▸ **PROVIDED RECORDS**:
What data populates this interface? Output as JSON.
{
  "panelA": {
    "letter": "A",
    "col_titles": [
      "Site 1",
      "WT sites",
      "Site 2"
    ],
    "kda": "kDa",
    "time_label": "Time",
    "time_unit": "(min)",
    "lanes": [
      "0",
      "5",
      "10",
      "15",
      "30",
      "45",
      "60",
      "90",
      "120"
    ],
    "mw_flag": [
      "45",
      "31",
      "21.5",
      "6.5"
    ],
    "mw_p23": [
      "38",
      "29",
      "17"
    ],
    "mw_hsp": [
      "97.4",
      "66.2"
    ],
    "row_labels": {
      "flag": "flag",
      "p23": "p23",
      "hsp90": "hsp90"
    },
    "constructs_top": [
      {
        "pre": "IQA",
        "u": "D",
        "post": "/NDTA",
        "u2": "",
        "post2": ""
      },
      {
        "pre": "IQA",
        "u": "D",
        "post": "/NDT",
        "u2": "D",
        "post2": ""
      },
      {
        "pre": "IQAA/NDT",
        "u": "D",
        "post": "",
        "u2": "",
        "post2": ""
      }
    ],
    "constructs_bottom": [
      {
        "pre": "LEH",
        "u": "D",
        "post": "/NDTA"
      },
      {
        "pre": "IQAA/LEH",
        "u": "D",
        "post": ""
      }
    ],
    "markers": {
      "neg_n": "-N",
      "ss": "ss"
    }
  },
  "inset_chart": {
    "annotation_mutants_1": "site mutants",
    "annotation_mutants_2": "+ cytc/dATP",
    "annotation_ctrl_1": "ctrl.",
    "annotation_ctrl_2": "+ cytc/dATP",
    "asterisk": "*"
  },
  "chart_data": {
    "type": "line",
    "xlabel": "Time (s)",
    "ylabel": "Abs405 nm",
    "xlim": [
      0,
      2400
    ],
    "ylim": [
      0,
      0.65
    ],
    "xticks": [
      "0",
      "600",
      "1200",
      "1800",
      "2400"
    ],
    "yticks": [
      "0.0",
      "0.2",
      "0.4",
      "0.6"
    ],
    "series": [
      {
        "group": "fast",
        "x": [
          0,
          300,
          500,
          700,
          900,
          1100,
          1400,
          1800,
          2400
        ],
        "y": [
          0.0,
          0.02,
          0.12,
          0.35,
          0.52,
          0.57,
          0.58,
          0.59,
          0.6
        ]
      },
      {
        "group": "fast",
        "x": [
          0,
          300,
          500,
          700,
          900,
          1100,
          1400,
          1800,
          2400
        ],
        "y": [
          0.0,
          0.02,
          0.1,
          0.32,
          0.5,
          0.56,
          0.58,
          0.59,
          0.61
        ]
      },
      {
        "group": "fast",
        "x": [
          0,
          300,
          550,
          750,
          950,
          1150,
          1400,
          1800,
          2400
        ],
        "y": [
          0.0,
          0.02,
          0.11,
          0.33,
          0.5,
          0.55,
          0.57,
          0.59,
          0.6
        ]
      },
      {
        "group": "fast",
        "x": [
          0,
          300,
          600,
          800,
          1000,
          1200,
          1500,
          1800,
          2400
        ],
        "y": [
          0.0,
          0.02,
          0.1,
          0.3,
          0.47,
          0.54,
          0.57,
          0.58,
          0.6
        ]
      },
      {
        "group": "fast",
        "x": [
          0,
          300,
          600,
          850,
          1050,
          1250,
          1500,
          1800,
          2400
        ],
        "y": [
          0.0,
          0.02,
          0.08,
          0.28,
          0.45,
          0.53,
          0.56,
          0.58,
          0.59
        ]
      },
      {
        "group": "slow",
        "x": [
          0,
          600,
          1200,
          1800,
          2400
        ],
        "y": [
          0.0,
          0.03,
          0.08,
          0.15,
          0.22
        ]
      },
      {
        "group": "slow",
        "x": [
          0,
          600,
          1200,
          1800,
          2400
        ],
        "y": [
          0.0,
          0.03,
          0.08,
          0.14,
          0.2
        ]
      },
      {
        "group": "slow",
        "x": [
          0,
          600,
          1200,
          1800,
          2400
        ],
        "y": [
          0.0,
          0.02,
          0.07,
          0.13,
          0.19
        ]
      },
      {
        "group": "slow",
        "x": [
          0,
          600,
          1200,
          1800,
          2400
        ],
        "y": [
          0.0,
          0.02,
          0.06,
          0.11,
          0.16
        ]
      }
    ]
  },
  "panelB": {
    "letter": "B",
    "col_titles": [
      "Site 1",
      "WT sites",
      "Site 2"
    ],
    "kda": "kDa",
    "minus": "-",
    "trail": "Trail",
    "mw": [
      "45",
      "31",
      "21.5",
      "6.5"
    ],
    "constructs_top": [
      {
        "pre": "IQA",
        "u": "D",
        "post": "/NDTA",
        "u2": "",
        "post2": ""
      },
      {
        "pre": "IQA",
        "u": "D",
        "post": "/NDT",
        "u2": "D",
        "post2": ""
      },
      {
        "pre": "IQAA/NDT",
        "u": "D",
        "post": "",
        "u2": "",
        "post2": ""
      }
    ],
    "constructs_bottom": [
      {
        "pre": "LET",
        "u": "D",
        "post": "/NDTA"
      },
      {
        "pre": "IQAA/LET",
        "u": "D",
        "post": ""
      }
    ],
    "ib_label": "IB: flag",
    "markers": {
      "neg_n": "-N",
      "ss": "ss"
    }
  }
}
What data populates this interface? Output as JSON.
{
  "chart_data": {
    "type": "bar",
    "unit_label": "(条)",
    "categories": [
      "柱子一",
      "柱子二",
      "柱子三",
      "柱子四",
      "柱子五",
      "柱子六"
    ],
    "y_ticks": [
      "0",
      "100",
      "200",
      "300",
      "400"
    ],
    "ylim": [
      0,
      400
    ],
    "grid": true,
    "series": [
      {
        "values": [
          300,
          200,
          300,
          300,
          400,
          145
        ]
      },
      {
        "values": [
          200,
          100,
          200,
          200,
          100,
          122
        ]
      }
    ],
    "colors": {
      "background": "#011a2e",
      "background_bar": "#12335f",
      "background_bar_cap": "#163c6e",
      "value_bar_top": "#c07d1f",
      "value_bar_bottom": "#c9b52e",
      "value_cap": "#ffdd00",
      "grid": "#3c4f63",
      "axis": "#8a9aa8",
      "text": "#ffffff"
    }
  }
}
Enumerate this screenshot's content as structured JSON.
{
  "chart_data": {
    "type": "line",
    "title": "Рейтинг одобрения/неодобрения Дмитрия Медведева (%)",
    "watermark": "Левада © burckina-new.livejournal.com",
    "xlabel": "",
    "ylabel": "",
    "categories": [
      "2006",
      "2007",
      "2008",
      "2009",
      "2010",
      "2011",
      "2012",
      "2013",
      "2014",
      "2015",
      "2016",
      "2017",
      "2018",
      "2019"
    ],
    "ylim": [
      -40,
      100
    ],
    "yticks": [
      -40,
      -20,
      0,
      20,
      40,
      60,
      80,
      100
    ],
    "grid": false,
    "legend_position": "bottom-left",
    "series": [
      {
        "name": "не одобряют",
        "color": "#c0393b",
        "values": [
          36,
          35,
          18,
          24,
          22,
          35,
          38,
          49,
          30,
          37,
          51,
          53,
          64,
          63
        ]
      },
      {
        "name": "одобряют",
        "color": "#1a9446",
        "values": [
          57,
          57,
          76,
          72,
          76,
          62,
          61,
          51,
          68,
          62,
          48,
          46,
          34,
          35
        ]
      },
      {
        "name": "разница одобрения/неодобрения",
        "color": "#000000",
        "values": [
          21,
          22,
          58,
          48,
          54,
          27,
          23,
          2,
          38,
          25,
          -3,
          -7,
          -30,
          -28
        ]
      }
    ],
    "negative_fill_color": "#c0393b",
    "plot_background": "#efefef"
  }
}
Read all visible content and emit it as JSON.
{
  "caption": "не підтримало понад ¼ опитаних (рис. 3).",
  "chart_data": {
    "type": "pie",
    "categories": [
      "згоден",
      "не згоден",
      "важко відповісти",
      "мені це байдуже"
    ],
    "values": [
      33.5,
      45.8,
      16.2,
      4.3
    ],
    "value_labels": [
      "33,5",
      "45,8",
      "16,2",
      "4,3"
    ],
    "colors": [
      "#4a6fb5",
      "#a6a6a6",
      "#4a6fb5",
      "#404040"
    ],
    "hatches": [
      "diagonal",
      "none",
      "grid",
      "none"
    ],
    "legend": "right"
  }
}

▸ **REQUIRED WORK**:
Write out exactly the lines of the entries above that run from the line containing "Read all visible content and emit it as JSON." through the last line, including both.

▸ **RESULT FOR THIS EXERCISE**:
Read all visible content and emit it as JSON.
{
  "caption": "не підтримало понад ¼ опитаних (рис. 3).",
  "chart_data": {
    "type": "pie",
    "categories": [
      "згоден",
      "не згоден",
      "важко відповісти",
      "мені це байдуже"
    ],
    "values": [
      33.5,
      45.8,
      16.2,
      4.3
    ],
    "value_labels": [
      "33,5",
      "45,8",
      "16,2",
      "4,3"
    ],
    "colors": [
      "#4a6fb5",
      "#a6a6a6",
      "#4a6fb5",
      "#404040"
    ],
    "hatches": [
      "diagonal",
      "none",
      "grid",
      "none"
    ],
    "legend": "right"
  }
}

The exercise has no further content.